- **DATA FOR PROCESSING**

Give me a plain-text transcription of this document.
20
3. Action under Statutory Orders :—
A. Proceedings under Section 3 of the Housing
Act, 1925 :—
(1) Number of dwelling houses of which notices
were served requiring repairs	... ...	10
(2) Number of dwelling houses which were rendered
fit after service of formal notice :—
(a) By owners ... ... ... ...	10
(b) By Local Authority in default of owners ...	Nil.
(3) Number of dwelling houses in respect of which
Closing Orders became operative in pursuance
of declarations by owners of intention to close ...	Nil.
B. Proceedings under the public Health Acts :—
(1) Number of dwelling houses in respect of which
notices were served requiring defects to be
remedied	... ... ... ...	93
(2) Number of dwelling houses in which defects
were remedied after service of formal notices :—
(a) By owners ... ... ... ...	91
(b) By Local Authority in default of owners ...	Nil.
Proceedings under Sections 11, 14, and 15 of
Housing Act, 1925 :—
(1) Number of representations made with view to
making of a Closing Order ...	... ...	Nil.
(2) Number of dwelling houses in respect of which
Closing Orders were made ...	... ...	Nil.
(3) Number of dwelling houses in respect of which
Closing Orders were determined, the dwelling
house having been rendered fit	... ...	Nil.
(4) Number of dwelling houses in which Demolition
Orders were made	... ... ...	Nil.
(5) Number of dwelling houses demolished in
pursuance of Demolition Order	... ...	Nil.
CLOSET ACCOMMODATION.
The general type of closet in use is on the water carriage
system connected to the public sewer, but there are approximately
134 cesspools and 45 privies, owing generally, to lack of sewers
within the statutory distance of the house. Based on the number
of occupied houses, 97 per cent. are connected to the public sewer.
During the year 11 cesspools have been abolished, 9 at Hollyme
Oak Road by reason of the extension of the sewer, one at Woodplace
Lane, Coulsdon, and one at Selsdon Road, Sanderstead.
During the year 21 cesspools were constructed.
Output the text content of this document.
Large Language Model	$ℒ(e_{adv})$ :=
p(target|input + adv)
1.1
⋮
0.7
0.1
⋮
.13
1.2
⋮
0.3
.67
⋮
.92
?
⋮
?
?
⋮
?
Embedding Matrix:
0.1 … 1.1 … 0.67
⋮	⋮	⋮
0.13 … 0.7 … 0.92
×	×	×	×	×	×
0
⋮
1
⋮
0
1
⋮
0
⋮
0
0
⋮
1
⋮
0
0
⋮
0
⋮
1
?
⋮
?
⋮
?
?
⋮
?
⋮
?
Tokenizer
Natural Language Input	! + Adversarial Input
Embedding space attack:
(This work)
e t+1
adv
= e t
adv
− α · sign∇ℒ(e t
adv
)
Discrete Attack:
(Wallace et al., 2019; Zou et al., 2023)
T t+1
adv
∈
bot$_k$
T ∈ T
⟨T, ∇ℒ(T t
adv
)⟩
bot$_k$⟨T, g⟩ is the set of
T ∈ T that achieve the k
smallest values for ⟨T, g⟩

- **WHAT THIS TASK INVOLVES**
From the entries above, extract each line containing "respect".

- **WRITTEN RESPONSE**
(3) Number of dwelling houses in respect of which
(1) Number of dwelling houses in respect of which
(2) Number of dwelling houses in respect of which
(3) Number of dwelling houses in respect of which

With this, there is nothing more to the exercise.